**GOALS**
A: According to the bias-add and quant/dequant page, what dtype do int8 matmuls accumulate in?
B: From the bias-add and quant/dequant page, copy the passage starting at "Bias-Add & Quant/Dequant" and ending at "builds will differ.".
>> begin EXCERPT PROVIDED
Bias-Add & Quant/Dequant Helpers

All addresses on this page apply to libtpu.so from the libtpu-0.0.40-cp314 wheel (build-id 89edbbe81c5b328a958fe628a9f2207d, 781,691,048 bytes, not stripped). .text and .rodata VMAs equal their file offsets; .data.rel.ro VMA minus 0x200000 equals its file offset. Other libtpu builds will differ.

Abstract

These are the numerics helpers that bracket the systolic-array matmul/conv on the TensorCore — the layer between the raw int32/f32 accumulator coming out of the MXU and the value finally stored. Concretely: the bias-add, the activation clamp, and the quantize/dequantize sequences (scale application, narrow-float and integer converts, the saturating clamp that closes the round-trip). A reimplementer hunting for an EmitBias or a QuantizeOp will not find one, and that absence is the first finding.

There is no dedicated bias op. A "matmul + bias" HLO is an output fusion whose root is the conv and whose body is an ordinary elementwise add(conv, broadcast(bias)), emitted by the generic fusion vectorizer per output chunk inside MatrixMultiplyAccumulateFunctor::DoOutputFusion. The bias is broadcast to the tile shape (HandleBroadcast), added in f32 (HandleAdd → VaddF32), the activation runs (HandleMaximum/HandleClamp), and the result is requantized (HandleConvert) and stored. The accumulator dtype is dtype-keyed: int8 matmuls accumulate in int32 (VaddS32) and are dequantized to f32 before the float epilogue; bf16/fp32 matmuls accumulate in f32 (VaddF32), with two dedicated mixed-precision adds (0x11e/0x11f) folding bf16 high/low passes into the f32 accumulator.

The quant/dequant leaves are single LLO vector ops built by LloRegionBuilder::Vcvt*/Vpack*/Vunpack*. Round-to-nearest narrow-float quantize goes through the EXMY converts (0x6e/0x6f) or the bf16→fp8 packs; stochastic rounding goes through four VcvtSrF32To* binops (0x70-0x73) whose second operand is the per-lane random dither; int8 quantize is round → VclampSymmetric → VpackcB8. On the device fast path, quantization is symmetric (zero-point implicitly 0); the asymmetric / zero-point model lives only in the host-side MLIR quant dialect. The cleanest in-binary reference implementation of symmetric absmax 8-bit quantization is the collective pincer_utils family, which is documented here op-by-op.
>> end EXCERPT PROVIDED
>> begin DATA EXCERPTS
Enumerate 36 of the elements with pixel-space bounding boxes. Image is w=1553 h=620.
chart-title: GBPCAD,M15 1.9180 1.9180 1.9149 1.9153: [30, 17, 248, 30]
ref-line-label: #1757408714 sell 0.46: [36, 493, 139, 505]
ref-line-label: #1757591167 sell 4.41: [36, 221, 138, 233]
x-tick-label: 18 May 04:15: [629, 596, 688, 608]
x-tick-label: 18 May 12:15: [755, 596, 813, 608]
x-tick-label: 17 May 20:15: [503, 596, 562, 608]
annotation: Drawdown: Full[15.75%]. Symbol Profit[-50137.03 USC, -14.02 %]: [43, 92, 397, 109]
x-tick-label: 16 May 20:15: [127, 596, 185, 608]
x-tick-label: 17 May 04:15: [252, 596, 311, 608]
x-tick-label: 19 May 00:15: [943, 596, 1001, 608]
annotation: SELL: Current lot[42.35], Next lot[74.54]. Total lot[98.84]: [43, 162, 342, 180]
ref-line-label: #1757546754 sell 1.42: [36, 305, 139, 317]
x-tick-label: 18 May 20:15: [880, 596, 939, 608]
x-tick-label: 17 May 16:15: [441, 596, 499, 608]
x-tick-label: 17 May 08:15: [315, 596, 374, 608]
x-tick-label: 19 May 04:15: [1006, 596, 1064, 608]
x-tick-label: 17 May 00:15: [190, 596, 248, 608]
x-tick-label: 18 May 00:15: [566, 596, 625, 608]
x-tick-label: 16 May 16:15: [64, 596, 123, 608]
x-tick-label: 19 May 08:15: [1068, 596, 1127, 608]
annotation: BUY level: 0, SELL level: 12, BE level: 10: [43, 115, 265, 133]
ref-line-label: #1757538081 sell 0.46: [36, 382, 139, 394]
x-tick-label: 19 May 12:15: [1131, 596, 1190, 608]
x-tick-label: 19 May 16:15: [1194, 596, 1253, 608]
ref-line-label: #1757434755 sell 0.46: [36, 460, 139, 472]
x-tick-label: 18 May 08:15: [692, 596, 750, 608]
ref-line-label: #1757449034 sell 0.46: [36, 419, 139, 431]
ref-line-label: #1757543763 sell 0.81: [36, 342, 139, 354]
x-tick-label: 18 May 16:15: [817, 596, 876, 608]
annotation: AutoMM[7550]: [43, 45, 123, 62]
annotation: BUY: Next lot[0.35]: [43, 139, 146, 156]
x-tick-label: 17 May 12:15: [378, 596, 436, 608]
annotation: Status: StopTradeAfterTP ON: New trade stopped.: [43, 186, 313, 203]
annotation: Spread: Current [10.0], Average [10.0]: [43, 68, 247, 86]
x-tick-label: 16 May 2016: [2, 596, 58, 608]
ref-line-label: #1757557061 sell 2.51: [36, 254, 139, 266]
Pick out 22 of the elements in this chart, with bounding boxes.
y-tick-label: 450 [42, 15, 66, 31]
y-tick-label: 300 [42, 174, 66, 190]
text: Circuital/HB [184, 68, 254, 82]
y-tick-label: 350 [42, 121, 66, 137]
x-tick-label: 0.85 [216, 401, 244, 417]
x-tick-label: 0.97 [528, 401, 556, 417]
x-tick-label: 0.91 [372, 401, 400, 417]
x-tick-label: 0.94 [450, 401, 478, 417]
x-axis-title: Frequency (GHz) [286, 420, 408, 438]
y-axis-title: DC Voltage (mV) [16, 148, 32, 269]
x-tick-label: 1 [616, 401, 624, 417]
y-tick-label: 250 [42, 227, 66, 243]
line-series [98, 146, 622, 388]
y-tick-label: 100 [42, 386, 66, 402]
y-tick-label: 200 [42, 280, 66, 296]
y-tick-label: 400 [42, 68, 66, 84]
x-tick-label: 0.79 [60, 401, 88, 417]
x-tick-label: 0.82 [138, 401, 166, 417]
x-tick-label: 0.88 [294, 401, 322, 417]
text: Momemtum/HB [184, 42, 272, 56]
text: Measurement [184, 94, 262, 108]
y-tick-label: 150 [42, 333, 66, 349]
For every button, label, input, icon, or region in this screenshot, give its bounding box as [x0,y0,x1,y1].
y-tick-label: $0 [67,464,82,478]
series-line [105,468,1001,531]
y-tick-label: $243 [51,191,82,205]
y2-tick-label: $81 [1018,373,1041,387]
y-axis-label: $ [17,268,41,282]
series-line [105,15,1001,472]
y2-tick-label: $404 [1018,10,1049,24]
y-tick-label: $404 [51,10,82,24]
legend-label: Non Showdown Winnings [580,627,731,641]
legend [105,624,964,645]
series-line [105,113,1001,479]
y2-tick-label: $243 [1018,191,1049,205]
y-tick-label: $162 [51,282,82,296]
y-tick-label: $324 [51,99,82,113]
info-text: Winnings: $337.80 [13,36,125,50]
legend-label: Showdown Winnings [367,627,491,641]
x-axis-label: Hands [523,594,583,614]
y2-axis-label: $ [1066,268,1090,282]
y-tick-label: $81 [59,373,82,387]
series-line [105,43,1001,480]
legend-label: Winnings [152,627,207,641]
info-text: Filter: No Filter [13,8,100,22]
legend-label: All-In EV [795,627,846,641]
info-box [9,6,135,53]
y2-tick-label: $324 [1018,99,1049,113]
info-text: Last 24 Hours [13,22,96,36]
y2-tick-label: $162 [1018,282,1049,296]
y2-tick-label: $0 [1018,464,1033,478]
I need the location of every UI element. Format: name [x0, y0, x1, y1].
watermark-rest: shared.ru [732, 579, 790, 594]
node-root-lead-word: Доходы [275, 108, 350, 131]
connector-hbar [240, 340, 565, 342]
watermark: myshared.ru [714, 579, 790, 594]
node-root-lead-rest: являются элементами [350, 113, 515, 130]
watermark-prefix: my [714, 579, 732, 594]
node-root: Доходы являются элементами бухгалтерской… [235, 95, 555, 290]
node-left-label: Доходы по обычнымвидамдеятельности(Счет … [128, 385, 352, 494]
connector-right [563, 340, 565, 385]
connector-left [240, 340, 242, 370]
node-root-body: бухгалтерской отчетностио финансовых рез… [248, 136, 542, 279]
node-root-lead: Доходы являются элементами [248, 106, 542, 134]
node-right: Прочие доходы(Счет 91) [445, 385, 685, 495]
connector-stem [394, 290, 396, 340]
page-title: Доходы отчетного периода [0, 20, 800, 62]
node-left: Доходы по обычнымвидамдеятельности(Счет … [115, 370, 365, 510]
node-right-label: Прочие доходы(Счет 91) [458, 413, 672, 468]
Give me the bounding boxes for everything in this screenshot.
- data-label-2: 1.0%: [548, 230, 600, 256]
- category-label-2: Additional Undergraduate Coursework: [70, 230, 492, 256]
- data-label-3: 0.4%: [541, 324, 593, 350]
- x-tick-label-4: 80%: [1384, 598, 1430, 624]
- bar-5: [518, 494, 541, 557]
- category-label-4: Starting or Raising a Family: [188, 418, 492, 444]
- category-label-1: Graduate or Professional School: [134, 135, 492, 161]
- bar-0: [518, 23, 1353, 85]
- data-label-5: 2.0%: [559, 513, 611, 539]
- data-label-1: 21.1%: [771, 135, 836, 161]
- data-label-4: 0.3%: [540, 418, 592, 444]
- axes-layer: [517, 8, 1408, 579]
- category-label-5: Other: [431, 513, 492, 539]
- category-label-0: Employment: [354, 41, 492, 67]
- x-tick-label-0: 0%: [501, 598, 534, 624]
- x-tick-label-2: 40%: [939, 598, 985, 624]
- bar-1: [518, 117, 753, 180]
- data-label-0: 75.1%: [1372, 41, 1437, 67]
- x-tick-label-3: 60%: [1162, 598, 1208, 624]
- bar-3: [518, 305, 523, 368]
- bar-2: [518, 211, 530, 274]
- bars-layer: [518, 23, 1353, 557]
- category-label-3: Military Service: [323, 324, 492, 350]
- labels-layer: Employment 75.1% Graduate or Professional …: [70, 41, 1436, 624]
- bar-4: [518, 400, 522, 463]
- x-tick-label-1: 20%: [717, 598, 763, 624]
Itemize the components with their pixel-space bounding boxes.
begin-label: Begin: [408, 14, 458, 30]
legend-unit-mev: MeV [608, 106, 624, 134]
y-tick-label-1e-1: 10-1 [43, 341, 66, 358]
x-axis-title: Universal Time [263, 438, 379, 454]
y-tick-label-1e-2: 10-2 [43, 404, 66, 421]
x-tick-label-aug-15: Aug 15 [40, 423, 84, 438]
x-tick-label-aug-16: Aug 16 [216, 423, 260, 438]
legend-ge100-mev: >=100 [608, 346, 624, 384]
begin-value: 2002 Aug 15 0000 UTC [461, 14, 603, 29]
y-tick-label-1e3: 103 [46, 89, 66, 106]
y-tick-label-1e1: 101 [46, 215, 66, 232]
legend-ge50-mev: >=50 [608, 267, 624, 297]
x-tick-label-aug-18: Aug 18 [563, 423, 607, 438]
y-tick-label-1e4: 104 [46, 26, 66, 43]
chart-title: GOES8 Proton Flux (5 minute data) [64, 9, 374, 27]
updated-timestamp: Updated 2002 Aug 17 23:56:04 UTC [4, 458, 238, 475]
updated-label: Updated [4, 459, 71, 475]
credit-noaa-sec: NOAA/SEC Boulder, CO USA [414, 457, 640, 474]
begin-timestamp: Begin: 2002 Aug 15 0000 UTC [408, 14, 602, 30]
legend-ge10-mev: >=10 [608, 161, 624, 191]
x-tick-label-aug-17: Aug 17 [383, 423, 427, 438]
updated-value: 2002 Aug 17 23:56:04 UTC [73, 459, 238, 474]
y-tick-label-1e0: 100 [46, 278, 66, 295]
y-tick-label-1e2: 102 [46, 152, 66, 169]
>> end DATA EXCERPTS
**SOLUTIONS PER TASK**
A: They accumulate in int32 (VaddS32).

B:
Bias-Add & Quant/Dequant Helpers

All addresses on this page apply to libtpu.so from the libtpu-0.0.40-cp314 wheel (build-id 89edbbe81c5b328a958fe628a9f2207d, 781,691,048 bytes, not stripped). .text and .rodata VMAs equal their file offsets; .data.rel.ro VMA minus 0x200000 equals its file offset. Other libtpu builds will differ.